Copy out the lines of the material from its start through the line containing "button[interactable]: 删除 (80, 796, 180, 836)", keeping both ends and changing nothing.

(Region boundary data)
begin

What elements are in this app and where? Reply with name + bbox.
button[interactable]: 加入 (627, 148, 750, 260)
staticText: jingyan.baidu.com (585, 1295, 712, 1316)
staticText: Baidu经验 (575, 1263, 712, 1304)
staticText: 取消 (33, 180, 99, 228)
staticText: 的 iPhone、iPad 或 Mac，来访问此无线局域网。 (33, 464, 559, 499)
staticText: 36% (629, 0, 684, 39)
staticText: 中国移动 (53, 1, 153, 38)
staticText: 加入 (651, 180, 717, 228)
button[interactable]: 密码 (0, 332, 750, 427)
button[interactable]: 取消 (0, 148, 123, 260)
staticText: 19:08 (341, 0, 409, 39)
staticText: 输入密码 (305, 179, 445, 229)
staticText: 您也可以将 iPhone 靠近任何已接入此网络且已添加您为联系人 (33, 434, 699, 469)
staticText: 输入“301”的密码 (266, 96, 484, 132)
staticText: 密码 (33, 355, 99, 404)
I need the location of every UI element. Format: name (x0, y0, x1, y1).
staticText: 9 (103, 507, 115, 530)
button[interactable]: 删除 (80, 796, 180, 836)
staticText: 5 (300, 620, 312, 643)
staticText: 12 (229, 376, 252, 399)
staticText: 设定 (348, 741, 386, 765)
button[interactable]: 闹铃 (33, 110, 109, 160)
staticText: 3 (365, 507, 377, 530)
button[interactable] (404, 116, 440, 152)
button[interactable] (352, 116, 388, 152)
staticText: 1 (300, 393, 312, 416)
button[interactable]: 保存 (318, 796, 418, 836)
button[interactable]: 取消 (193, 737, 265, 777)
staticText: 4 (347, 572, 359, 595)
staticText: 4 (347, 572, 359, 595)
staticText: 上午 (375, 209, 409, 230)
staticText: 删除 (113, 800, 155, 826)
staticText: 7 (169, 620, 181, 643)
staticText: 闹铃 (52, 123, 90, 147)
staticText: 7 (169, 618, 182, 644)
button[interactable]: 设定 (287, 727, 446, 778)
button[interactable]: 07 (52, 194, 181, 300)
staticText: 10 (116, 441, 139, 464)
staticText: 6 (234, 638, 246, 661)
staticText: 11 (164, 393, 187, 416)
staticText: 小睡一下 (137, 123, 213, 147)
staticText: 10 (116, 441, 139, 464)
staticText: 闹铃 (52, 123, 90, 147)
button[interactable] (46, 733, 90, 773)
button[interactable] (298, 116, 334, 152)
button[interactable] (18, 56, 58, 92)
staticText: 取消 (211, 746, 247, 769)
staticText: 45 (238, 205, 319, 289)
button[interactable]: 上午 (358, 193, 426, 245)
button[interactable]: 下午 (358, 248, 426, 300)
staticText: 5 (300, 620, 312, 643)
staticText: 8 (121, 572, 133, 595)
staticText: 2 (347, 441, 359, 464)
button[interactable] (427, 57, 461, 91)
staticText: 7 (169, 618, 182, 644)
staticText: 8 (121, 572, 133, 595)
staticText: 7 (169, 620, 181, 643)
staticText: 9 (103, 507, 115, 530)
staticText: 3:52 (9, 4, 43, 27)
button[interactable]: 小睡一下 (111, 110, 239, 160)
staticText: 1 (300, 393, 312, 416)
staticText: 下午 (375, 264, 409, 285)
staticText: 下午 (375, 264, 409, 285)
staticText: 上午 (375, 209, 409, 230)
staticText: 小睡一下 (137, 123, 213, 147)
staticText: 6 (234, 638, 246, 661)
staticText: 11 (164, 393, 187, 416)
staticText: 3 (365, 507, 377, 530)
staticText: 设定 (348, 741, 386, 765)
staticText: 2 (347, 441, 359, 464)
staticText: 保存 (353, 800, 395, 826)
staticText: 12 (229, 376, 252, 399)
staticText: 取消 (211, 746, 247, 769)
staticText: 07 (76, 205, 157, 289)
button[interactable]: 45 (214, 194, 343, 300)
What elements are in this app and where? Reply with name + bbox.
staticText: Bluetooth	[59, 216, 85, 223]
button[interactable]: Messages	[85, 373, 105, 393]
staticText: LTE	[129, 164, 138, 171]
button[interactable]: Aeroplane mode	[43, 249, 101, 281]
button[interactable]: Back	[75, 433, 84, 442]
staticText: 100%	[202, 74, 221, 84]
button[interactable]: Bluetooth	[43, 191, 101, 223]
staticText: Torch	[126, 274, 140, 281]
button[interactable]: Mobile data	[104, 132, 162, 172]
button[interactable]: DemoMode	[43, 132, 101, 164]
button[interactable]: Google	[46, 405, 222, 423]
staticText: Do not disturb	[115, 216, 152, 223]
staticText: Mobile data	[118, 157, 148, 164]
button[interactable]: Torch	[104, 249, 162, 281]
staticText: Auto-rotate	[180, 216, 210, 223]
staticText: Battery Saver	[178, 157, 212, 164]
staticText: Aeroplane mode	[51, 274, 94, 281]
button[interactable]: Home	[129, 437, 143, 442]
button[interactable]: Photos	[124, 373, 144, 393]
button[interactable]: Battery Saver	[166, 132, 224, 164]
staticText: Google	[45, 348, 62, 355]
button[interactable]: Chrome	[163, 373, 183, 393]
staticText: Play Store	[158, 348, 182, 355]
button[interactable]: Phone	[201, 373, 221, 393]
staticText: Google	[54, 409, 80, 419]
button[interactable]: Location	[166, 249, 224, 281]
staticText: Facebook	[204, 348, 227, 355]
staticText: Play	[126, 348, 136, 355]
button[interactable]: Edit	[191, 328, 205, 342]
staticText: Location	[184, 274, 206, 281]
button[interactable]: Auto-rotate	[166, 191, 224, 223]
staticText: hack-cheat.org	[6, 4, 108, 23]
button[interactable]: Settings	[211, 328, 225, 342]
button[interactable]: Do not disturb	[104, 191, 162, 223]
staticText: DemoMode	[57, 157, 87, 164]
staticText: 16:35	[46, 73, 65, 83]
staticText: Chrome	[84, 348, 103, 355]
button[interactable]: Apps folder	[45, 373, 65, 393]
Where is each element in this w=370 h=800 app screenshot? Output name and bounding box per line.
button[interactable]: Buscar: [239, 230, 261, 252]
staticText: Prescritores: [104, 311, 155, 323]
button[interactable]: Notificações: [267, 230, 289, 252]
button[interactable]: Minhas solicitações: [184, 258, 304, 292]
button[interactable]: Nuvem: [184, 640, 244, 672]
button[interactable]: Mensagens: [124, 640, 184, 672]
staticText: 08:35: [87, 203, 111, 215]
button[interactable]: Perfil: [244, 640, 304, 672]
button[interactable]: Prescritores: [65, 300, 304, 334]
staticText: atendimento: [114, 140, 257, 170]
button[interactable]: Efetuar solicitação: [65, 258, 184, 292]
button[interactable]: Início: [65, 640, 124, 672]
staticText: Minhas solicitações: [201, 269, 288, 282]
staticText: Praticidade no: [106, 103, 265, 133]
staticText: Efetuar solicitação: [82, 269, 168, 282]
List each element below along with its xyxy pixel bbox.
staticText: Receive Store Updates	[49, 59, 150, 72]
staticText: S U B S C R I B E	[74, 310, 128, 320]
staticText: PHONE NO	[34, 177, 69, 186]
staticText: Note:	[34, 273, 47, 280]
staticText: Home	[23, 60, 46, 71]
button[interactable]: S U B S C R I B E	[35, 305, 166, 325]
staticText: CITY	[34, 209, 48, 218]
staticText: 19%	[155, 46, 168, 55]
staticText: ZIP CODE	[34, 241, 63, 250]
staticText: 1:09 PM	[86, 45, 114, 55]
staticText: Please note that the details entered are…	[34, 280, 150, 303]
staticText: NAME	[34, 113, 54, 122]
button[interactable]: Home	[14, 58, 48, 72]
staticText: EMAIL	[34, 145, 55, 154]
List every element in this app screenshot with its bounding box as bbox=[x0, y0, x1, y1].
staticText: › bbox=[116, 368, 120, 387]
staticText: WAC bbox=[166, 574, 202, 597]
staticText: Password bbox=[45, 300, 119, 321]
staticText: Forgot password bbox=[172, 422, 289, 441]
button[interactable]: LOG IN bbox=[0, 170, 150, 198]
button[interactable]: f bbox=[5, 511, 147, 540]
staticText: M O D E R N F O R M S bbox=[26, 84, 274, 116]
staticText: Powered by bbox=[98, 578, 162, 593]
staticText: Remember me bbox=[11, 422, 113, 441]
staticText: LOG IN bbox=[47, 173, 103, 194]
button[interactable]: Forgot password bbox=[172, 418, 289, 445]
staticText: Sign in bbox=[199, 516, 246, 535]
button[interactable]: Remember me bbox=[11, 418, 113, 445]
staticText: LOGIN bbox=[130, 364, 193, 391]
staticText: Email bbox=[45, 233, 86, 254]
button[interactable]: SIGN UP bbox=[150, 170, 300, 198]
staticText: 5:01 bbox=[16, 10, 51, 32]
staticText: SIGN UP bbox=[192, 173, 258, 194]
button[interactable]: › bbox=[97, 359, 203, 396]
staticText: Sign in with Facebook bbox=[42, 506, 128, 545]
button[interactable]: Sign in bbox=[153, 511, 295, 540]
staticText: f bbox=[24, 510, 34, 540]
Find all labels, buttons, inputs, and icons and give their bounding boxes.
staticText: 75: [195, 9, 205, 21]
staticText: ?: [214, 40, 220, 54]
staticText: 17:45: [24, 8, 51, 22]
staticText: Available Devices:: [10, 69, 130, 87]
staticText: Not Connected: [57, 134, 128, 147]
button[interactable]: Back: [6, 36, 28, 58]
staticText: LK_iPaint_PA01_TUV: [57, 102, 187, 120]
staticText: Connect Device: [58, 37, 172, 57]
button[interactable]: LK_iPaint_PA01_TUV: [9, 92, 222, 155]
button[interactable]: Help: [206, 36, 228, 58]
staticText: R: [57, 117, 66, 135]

end

(FULL SOLUTION)
What elements are in this app and where? Reply with name + bbox.
button[interactable]: 加入 (627, 148, 750, 260)
staticText: jingyan.baidu.com (585, 1295, 712, 1316)
staticText: Baidu经验 (575, 1263, 712, 1304)
staticText: 取消 (33, 180, 99, 228)
staticText: 的 iPhone、iPad 或 Mac，来访问此无线局域网。 (33, 464, 559, 499)
staticText: 36% (629, 0, 684, 39)
staticText: 中国移动 (53, 1, 153, 38)
staticText: 加入 (651, 180, 717, 228)
button[interactable]: 密码 (0, 332, 750, 427)
button[interactable]: 取消 (0, 148, 123, 260)
staticText: 19:08 (341, 0, 409, 39)
staticText: 输入密码 (305, 179, 445, 229)
staticText: 您也可以将 iPhone 靠近任何已接入此网络且已添加您为联系人 (33, 434, 699, 469)
staticText: 输入“301”的密码 (266, 96, 484, 132)
staticText: 密码 (33, 355, 99, 404)
I need the location of every UI element. Format: name (x0, y0, x1, y1).
staticText: 9 (103, 507, 115, 530)
button[interactable]: 删除 (80, 796, 180, 836)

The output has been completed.